#### [Given instruction]
Look through the data below. Pick out the lines holding the string "this".
## start Records provided
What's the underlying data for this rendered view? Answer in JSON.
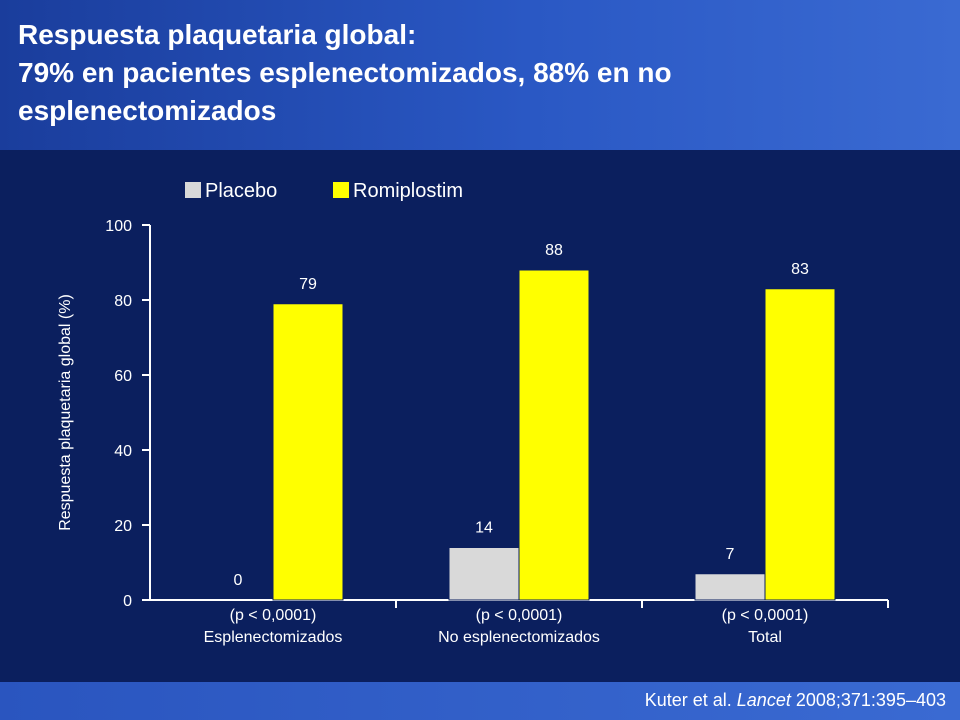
{
  "header": {
    "title_lines": [
      "Respuesta plaquetaria global:",
      "79% en pacientes esplenectomizados, 88% en no",
      "esplenectomizados"
    ]
  },
  "footer": {
    "citation_authors": "Kuter et al.",
    "citation_journal": "Lancet",
    "citation_details": "2008;371:395–403"
  },
  "chart_data": {
    "type": "bar",
    "categories": [
      "Esplenectomizados",
      "No esplenectomizados",
      "Total"
    ],
    "category_pvalues": [
      "(p < 0,0001)",
      "(p < 0,0001)",
      "(p < 0,0001)"
    ],
    "series": [
      {
        "name": "Placebo",
        "values": [
          0,
          14,
          7
        ],
        "data_labels": [
          "0",
          "14",
          "7"
        ],
        "color": "#d9d9d9"
      },
      {
        "name": "Romiplostim",
        "values": [
          79,
          88,
          83
        ],
        "data_labels": [
          "79",
          "88",
          "83"
        ],
        "color": "#ffff00"
      }
    ],
    "ylabel": "Respuesta plaquetaria global (%)",
    "xlabel": "",
    "ylim": [
      0,
      100
    ],
    "yticks": [
      0,
      20,
      40,
      60,
      80,
      100
    ],
    "ytick_labels": [
      "0",
      "20",
      "40",
      "60",
      "80",
      "100"
    ],
    "grid": false,
    "legend_position": "top-left"
  }
}
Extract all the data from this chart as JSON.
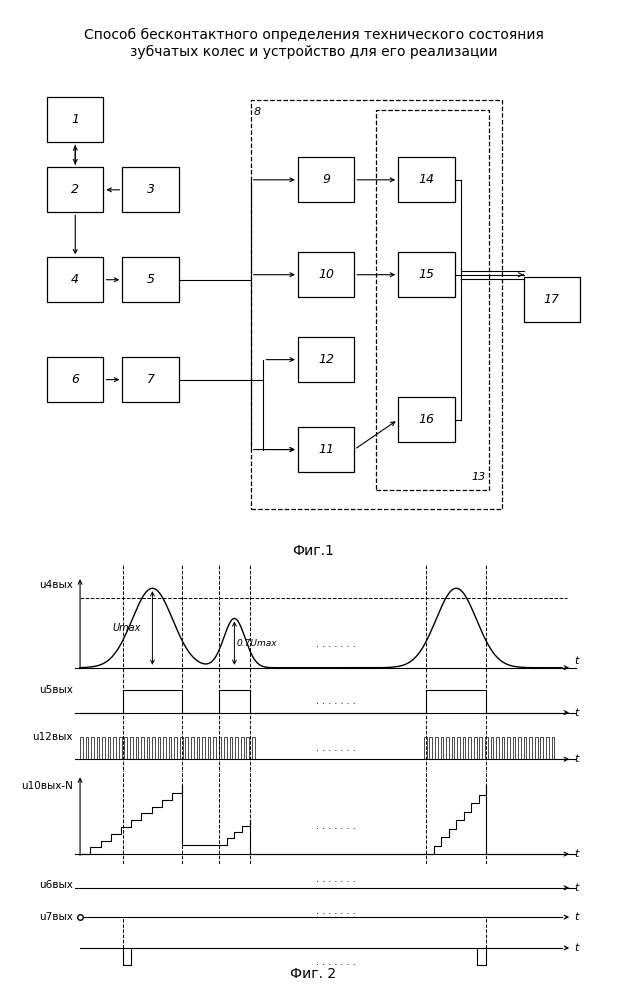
{
  "title_line1": "Способ бесконтактного определения технического состояния",
  "title_line2": "зубчатых колес и устройство для его реализации",
  "fig1_label": "Фиг.1",
  "fig2_label": "Фиг. 2",
  "background": "#ffffff",
  "signal_labels": [
    "u4вых",
    "u5вых",
    "u12вых",
    "u10вых-N",
    "u6вых",
    "u7вых"
  ]
}
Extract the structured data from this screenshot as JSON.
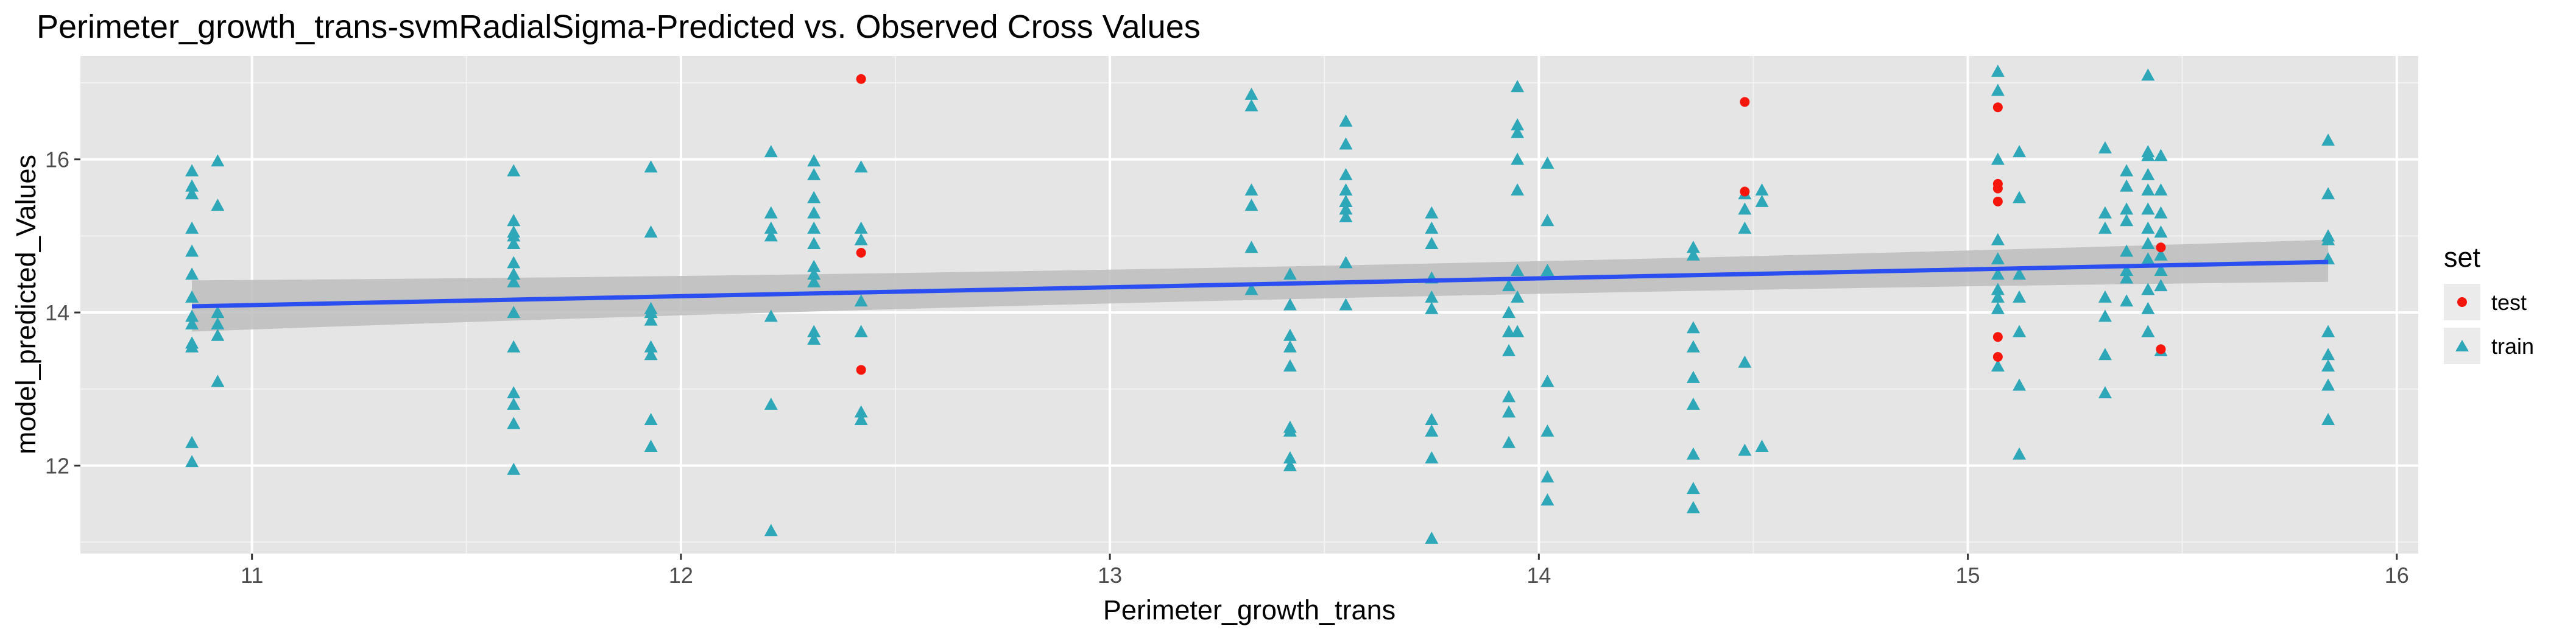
{
  "chart_data": {
    "type": "scatter",
    "title": "Perimeter_growth_trans-svmRadialSigma-Predicted vs. Observed Cross Values",
    "xlabel": "Perimeter_growth_trans",
    "ylabel": "model_predicted_Values",
    "xlim": [
      10.6,
      16.05
    ],
    "ylim": [
      10.85,
      17.35
    ],
    "x_ticks": [
      "11",
      "12",
      "13",
      "14",
      "15",
      "16"
    ],
    "y_ticks": [
      "12",
      "14",
      "16"
    ],
    "grid": true,
    "legend": {
      "title": "set",
      "position": "right",
      "entries": [
        "test",
        "train"
      ]
    },
    "colors": {
      "test": "#f8150b",
      "train": "#2ea7b8",
      "fit_line": "#2b4ef0",
      "ribbon": "#bdbdbd",
      "panel": "#e5e5e5",
      "grid": "#ffffff"
    },
    "fit_line": {
      "x": [
        10.86,
        15.84
      ],
      "y": [
        14.08,
        14.66
      ]
    },
    "confidence_band": {
      "x": [
        10.86,
        15.84
      ],
      "lower": [
        13.75,
        14.4
      ],
      "upper": [
        14.42,
        14.95
      ]
    },
    "series": [
      {
        "name": "test",
        "marker": "circle",
        "x": [
          12.42,
          12.42,
          12.42,
          14.48,
          14.48,
          15.07,
          15.07,
          15.07,
          15.07,
          15.07,
          15.07,
          15.45,
          15.45
        ],
        "y": [
          17.05,
          14.78,
          13.25,
          16.75,
          15.58,
          16.68,
          15.68,
          15.45,
          15.62,
          13.68,
          13.42,
          14.85,
          13.52
        ]
      },
      {
        "name": "train",
        "marker": "triangle",
        "x": [
          10.86,
          10.86,
          10.86,
          10.86,
          10.86,
          10.86,
          10.86,
          10.86,
          10.86,
          10.86,
          10.86,
          10.86,
          10.86,
          10.92,
          10.92,
          10.92,
          10.92,
          10.92,
          10.92,
          11.61,
          11.61,
          11.61,
          11.61,
          11.61,
          11.61,
          11.61,
          11.61,
          11.61,
          11.61,
          11.61,
          11.61,
          11.61,
          11.61,
          11.93,
          11.93,
          11.93,
          11.93,
          11.93,
          11.93,
          11.93,
          11.93,
          11.93,
          12.21,
          12.21,
          12.21,
          12.21,
          12.21,
          12.21,
          12.21,
          12.31,
          12.31,
          12.31,
          12.31,
          12.31,
          12.31,
          12.31,
          12.31,
          12.31,
          12.31,
          12.31,
          12.42,
          12.42,
          12.42,
          12.42,
          12.42,
          12.42,
          12.42,
          13.33,
          13.33,
          13.33,
          13.33,
          13.33,
          13.33,
          13.42,
          13.42,
          13.42,
          13.42,
          13.42,
          13.42,
          13.42,
          13.42,
          13.42,
          13.55,
          13.55,
          13.55,
          13.55,
          13.55,
          13.55,
          13.55,
          13.55,
          13.55,
          13.55,
          13.75,
          13.75,
          13.75,
          13.75,
          13.75,
          13.75,
          13.75,
          13.75,
          13.75,
          13.75,
          13.93,
          13.93,
          13.93,
          13.93,
          13.93,
          13.93,
          13.93,
          13.95,
          13.95,
          13.95,
          13.95,
          13.95,
          13.95,
          13.95,
          13.95,
          14.02,
          14.02,
          14.02,
          14.02,
          14.02,
          14.02,
          14.02,
          14.36,
          14.36,
          14.36,
          14.36,
          14.36,
          14.36,
          14.36,
          14.36,
          14.36,
          14.48,
          14.48,
          14.48,
          14.48,
          14.48,
          14.52,
          14.52,
          14.52,
          15.07,
          15.07,
          15.07,
          15.07,
          15.07,
          15.07,
          15.07,
          15.07,
          15.07,
          15.07,
          15.12,
          15.12,
          15.12,
          15.12,
          15.12,
          15.12,
          15.12,
          15.32,
          15.32,
          15.32,
          15.32,
          15.32,
          15.32,
          15.32,
          15.37,
          15.37,
          15.37,
          15.37,
          15.37,
          15.37,
          15.37,
          15.37,
          15.42,
          15.42,
          15.42,
          15.42,
          15.42,
          15.42,
          15.42,
          15.42,
          15.42,
          15.42,
          15.42,
          15.42,
          15.45,
          15.45,
          15.45,
          15.45,
          15.45,
          15.45,
          15.45,
          15.45,
          15.84,
          15.84,
          15.84,
          15.84,
          15.84,
          15.84,
          15.84,
          15.84,
          15.84,
          15.84
        ],
        "y": [
          15.85,
          15.65,
          15.55,
          15.1,
          14.8,
          14.5,
          14.2,
          13.95,
          13.85,
          13.6,
          13.55,
          12.3,
          12.05,
          15.98,
          15.4,
          14.0,
          13.85,
          13.7,
          13.1,
          15.85,
          15.2,
          15.0,
          14.9,
          14.65,
          14.5,
          14.4,
          14.0,
          13.55,
          12.95,
          12.8,
          12.55,
          11.95,
          15.05,
          15.9,
          15.05,
          14.05,
          14.0,
          13.9,
          13.55,
          13.45,
          12.6,
          12.25,
          16.1,
          15.3,
          15.1,
          15.0,
          13.95,
          12.8,
          11.15,
          15.98,
          15.8,
          15.5,
          15.3,
          15.1,
          14.9,
          14.6,
          14.5,
          14.4,
          13.75,
          13.65,
          15.9,
          15.1,
          14.95,
          14.15,
          13.75,
          12.7,
          12.6,
          16.85,
          16.7,
          15.6,
          15.4,
          14.85,
          14.3,
          14.5,
          14.1,
          13.7,
          13.55,
          13.3,
          12.5,
          12.45,
          12.1,
          12.0,
          16.5,
          16.2,
          15.8,
          15.6,
          15.45,
          15.35,
          15.25,
          14.65,
          14.1,
          15.45,
          15.3,
          15.1,
          14.9,
          14.45,
          14.2,
          14.05,
          12.6,
          12.45,
          12.1,
          11.05,
          14.35,
          14.0,
          13.75,
          13.5,
          12.9,
          12.7,
          12.3,
          16.95,
          16.45,
          16.35,
          16.0,
          15.6,
          14.55,
          14.2,
          13.75,
          15.95,
          15.2,
          14.55,
          13.1,
          12.45,
          11.85,
          11.55,
          14.85,
          14.75,
          13.8,
          13.55,
          13.15,
          12.8,
          12.15,
          11.7,
          11.45,
          15.55,
          15.35,
          15.1,
          13.35,
          12.2,
          15.6,
          15.45,
          12.25,
          17.15,
          16.9,
          16.0,
          14.95,
          14.7,
          14.5,
          14.3,
          14.2,
          14.05,
          13.3,
          16.1,
          15.5,
          14.5,
          14.2,
          13.75,
          13.05,
          12.15,
          16.15,
          15.3,
          15.1,
          14.2,
          13.95,
          13.45,
          12.95,
          15.85,
          15.65,
          15.35,
          15.2,
          14.8,
          14.55,
          14.45,
          14.15,
          17.1,
          16.1,
          16.05,
          15.8,
          15.6,
          15.35,
          15.1,
          14.9,
          14.7,
          14.3,
          14.05,
          13.75,
          16.05,
          15.6,
          15.3,
          15.05,
          14.75,
          14.55,
          14.35,
          13.5,
          16.25,
          15.55,
          15.0,
          14.95,
          14.7,
          13.75,
          13.45,
          13.3,
          13.05,
          12.6
        ]
      }
    ]
  }
}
## end Records provided
#### [Full response]
What's the underlying data for this rendered view? Answer in JSON.
Extract all the data from this chart as JSON.
Extract the structured data from this screenshot as JSON.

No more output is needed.